==== MATERIALS PROVIDED

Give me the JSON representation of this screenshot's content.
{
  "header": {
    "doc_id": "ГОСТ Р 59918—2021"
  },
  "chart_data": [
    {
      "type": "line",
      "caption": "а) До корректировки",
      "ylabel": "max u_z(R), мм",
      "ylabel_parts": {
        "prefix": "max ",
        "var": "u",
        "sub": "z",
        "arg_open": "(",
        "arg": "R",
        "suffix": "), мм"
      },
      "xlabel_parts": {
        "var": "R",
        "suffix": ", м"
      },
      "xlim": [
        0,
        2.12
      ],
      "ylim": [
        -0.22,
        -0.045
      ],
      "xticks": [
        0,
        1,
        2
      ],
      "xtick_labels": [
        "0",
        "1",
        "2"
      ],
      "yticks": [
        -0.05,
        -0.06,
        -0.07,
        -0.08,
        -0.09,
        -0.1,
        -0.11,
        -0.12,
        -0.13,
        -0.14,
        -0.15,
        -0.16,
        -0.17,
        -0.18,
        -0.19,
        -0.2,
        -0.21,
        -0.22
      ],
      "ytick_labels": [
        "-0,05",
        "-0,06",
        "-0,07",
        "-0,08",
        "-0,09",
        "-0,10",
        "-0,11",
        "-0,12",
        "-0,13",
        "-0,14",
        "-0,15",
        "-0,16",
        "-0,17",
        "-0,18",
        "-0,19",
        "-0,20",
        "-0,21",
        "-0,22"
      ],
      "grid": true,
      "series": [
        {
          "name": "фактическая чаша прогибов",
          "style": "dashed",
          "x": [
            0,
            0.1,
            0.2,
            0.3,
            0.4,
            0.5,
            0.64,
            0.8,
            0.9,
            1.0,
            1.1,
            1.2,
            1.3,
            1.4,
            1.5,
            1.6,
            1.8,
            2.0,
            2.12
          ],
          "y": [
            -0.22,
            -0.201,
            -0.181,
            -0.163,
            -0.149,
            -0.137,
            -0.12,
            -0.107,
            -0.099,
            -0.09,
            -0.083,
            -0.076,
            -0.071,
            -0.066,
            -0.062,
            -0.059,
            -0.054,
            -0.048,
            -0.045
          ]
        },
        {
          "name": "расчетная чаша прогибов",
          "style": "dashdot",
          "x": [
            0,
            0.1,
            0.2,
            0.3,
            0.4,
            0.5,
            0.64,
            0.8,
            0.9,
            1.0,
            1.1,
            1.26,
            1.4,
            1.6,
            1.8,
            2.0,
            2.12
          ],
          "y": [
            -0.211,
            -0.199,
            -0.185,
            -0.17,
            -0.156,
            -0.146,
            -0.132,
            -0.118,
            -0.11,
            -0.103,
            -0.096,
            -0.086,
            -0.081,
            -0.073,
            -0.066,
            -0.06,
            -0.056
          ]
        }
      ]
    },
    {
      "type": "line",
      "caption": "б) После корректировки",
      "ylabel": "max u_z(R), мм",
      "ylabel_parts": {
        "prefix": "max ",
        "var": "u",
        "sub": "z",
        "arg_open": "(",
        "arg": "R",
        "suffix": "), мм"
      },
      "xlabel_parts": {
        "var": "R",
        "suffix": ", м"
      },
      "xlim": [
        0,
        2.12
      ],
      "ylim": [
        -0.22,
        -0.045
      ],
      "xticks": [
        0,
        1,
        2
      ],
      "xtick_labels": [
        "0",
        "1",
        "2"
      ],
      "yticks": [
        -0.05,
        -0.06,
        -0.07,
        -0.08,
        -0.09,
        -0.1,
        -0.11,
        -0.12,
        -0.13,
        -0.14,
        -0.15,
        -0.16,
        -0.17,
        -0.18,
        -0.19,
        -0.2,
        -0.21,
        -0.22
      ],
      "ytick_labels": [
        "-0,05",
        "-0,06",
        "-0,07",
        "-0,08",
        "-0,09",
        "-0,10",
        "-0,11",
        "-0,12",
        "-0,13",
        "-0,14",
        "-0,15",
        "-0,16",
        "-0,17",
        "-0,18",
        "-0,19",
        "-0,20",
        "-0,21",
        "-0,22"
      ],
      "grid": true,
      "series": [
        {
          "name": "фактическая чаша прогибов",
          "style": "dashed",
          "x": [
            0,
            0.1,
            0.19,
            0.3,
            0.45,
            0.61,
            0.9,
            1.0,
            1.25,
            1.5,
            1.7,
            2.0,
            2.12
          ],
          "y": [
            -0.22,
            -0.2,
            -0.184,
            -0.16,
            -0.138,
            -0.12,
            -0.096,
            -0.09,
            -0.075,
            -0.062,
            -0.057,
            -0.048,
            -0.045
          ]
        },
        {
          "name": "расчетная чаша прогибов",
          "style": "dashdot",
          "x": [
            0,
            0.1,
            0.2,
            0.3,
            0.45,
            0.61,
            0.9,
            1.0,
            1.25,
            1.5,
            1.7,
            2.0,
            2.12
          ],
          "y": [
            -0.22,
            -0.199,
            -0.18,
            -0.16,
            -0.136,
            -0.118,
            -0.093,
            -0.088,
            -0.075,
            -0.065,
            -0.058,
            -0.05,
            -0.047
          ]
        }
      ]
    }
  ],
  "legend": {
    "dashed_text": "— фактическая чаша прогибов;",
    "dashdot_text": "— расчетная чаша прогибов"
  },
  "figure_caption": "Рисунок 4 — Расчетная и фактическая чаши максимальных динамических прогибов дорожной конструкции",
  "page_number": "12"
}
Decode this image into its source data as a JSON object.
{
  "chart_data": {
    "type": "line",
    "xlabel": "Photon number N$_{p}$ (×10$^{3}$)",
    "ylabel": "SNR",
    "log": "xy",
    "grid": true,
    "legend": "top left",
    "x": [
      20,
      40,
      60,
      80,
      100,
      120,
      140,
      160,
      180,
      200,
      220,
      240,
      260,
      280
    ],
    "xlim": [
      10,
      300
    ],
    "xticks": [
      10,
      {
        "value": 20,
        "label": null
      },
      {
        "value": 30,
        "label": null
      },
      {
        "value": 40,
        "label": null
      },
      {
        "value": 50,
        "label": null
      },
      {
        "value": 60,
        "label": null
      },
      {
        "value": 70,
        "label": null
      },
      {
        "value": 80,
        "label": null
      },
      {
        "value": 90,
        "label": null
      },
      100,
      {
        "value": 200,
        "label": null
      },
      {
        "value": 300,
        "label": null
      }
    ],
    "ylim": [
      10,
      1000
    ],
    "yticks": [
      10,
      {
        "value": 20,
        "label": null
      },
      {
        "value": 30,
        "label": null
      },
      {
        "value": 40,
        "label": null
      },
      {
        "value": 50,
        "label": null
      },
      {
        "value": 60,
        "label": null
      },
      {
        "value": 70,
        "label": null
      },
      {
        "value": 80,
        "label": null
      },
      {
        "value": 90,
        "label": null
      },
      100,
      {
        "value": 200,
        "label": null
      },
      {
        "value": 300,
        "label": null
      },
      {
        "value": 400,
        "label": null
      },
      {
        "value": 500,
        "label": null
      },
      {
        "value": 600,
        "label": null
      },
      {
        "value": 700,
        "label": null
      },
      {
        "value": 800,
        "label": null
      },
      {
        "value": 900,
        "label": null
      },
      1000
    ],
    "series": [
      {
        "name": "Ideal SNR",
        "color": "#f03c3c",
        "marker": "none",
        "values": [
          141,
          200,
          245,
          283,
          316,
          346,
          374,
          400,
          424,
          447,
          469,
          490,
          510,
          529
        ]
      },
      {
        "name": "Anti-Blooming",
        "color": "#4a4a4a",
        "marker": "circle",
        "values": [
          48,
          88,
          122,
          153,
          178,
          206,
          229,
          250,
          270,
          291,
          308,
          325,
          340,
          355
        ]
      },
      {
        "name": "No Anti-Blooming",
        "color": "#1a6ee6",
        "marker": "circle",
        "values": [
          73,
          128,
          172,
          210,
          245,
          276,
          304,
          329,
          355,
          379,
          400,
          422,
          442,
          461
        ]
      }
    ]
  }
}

========

## PROMPT
Give an exact repetition of all the material.

## OUTPUT FOR THIS TASK
Give me the JSON representation of this screenshot's content.
{
  "header": {
    "doc_id": "ГОСТ Р 59918—2021"
  },
  "chart_data": [
    {
      "type": "line",
      "caption": "а) До корректировки",
      "ylabel": "max u_z(R), мм",
      "ylabel_parts": {
        "prefix": "max ",
        "var": "u",
        "sub": "z",
        "arg_open": "(",
        "arg": "R",
        "suffix": "), мм"
      },
      "xlabel_parts": {
        "var": "R",
        "suffix": ", м"
      },
      "xlim": [
        0,
        2.12
      ],
      "ylim": [
        -0.22,
        -0.045
      ],
      "xticks": [
        0,
        1,
        2
      ],
      "xtick_labels": [
        "0",
        "1",
        "2"
      ],
      "yticks": [
        -0.05,
        -0.06,
        -0.07,
        -0.08,
        -0.09,
        -0.1,
        -0.11,
        -0.12,
        -0.13,
        -0.14,
        -0.15,
        -0.16,
        -0.17,
        -0.18,
        -0.19,
        -0.2,
        -0.21,
        -0.22
      ],
      "ytick_labels": [
        "-0,05",
        "-0,06",
        "-0,07",
        "-0,08",
        "-0,09",
        "-0,10",
        "-0,11",
        "-0,12",
        "-0,13",
        "-0,14",
        "-0,15",
        "-0,16",
        "-0,17",
        "-0,18",
        "-0,19",
        "-0,20",
        "-0,21",
        "-0,22"
      ],
      "grid": true,
      "series": [
        {
          "name": "фактическая чаша прогибов",
          "style": "dashed",
          "x": [
            0,
            0.1,
            0.2,
            0.3,
            0.4,
            0.5,
            0.64,
            0.8,
            0.9,
            1.0,
            1.1,
            1.2,
            1.3,
            1.4,
            1.5,
            1.6,
            1.8,
            2.0,
            2.12
          ],
          "y": [
            -0.22,
            -0.201,
            -0.181,
            -0.163,
            -0.149,
            -0.137,
            -0.12,
            -0.107,
            -0.099,
            -0.09,
            -0.083,
            -0.076,
            -0.071,
            -0.066,
            -0.062,
            -0.059,
            -0.054,
            -0.048,
            -0.045
          ]
        },
        {
          "name": "расчетная чаша прогибов",
          "style": "dashdot",
          "x": [
            0,
            0.1,
            0.2,
            0.3,
            0.4,
            0.5,
            0.64,
            0.8,
            0.9,
            1.0,
            1.1,
            1.26,
            1.4,
            1.6,
            1.8,
            2.0,
            2.12
          ],
          "y": [
            -0.211,
            -0.199,
            -0.185,
            -0.17,
            -0.156,
            -0.146,
            -0.132,
            -0.118,
            -0.11,
            -0.103,
            -0.096,
            -0.086,
            -0.081,
            -0.073,
            -0.066,
            -0.06,
            -0.056
          ]
        }
      ]
    },
    {
      "type": "line",
      "caption": "б) После корректировки",
      "ylabel": "max u_z(R), мм",
      "ylabel_parts": {
        "prefix": "max ",
        "var": "u",
        "sub": "z",
        "arg_open": "(",
        "arg": "R",
        "suffix": "), мм"
      },
      "xlabel_parts": {
        "var": "R",
        "suffix": ", м"
      },
      "xlim": [
        0,
        2.12
      ],
      "ylim": [
        -0.22,
        -0.045
      ],
      "xticks": [
        0,
        1,
        2
      ],
      "xtick_labels": [
        "0",
        "1",
        "2"
      ],
      "yticks": [
        -0.05,
        -0.06,
        -0.07,
        -0.08,
        -0.09,
        -0.1,
        -0.11,
        -0.12,
        -0.13,
        -0.14,
        -0.15,
        -0.16,
        -0.17,
        -0.18,
        -0.19,
        -0.2,
        -0.21,
        -0.22
      ],
      "ytick_labels": [
        "-0,05",
        "-0,06",
        "-0,07",
        "-0,08",
        "-0,09",
        "-0,10",
        "-0,11",
        "-0,12",
        "-0,13",
        "-0,14",
        "-0,15",
        "-0,16",
        "-0,17",
        "-0,18",
        "-0,19",
        "-0,20",
        "-0,21",
        "-0,22"
      ],
      "grid": true,
      "series": [
        {
          "name": "фактическая чаша прогибов",
          "style": "dashed",
          "x": [
            0,
            0.1,
            0.19,
            0.3,
            0.45,
            0.61,
            0.9,
            1.0,
            1.25,
            1.5,
            1.7,
            2.0,
            2.12
          ],
          "y": [
            -0.22,
            -0.2,
            -0.184,
            -0.16,
            -0.138,
            -0.12,
            -0.096,
            -0.09,
            -0.075,
            -0.062,
            -0.057,
            -0.048,
            -0.045
          ]
        },
        {
          "name": "расчетная чаша прогибов",
          "style": "dashdot",
          "x": [
            0,
            0.1,
            0.2,
            0.3,
            0.45,
            0.61,
            0.9,
            1.0,
            1.25,
            1.5,
            1.7,
            2.0,
            2.12
          ],
          "y": [
            -0.22,
            -0.199,
            -0.18,
            -0.16,
            -0.136,
            -0.118,
            -0.093,
            -0.088,
            -0.075,
            -0.065,
            -0.058,
            -0.05,
            -0.047
          ]
        }
      ]
    }
  ],
  "legend": {
    "dashed_text": "— фактическая чаша прогибов;",
    "dashdot_text": "— расчетная чаша прогибов"
  },
  "figure_caption": "Рисунок 4 — Расчетная и фактическая чаши максимальных динамических прогибов дорожной конструкции",
  "page_number": "12"
}
Decode this image into its source data as a JSON object.
{
  "chart_data": {
    "type": "line",
    "xlabel": "Photon number N$_{p}$ (×10$^{3}$)",
    "ylabel": "SNR",
    "log": "xy",
    "grid": true,
    "legend": "top left",
    "x": [
      20,
      40,
      60,
      80,
      100,
      120,
      140,
      160,
      180,
      200,
      220,
      240,
      260,
      280
    ],
    "xlim": [
      10,
      300
    ],
    "xticks": [
      10,
      {
        "value": 20,
        "label": null
      },
      {
        "value": 30,
        "label": null
      },
      {
        "value": 40,
        "label": null
      },
      {
        "value": 50,
        "label": null
      },
      {
        "value": 60,
        "label": null
      },
      {
        "value": 70,
        "label": null
      },
      {
        "value": 80,
        "label": null
      },
      {
        "value": 90,
        "label": null
      },
      100,
      {
        "value": 200,
        "label": null
      },
      {
        "value": 300,
        "label": null
      }
    ],
    "ylim": [
      10,
      1000
    ],
    "yticks": [
      10,
      {
        "value": 20,
        "label": null
      },
      {
        "value": 30,
        "label": null
      },
      {
        "value": 40,
        "label": null
      },
      {
        "value": 50,
        "label": null
      },
      {
        "value": 60,
        "label": null
      },
      {
        "value": 70,
        "label": null
      },
      {
        "value": 80,
        "label": null
      },
      {
        "value": 90,
        "label": null
      },
      100,
      {
        "value": 200,
        "label": null
      },
      {
        "value": 300,
        "label": null
      },
      {
        "value": 400,
        "label": null
      },
      {
        "value": 500,
        "label": null
      },
      {
        "value": 600,
        "label": null
      },
      {
        "value": 700,
        "label": null
      },
      {
        "value": 800,
        "label": null
      },
      {
        "value": 900,
        "label": null
      },
      1000
    ],
    "series": [
      {
        "name": "Ideal SNR",
        "color": "#f03c3c",
        "marker": "none",
        "values": [
          141,
          200,
          245,
          283,
          316,
          346,
          374,
          400,
          424,
          447,
          469,
          490,
          510,
          529
        ]
      },
      {
        "name": "Anti-Blooming",
        "color": "#4a4a4a",
        "marker": "circle",
        "values": [
          48,
          88,
          122,
          153,
          178,
          206,
          229,
          250,
          270,
          291,
          308,
          325,
          340,
          355
        ]
      },
      {
        "name": "No Anti-Blooming",
        "color": "#1a6ee6",
        "marker": "circle",
        "values": [
          73,
          128,
          172,
          210,
          245,
          276,
          304,
          329,
          355,
          379,
          400,
          422,
          442,
          461
        ]
      }
    ]
  }
}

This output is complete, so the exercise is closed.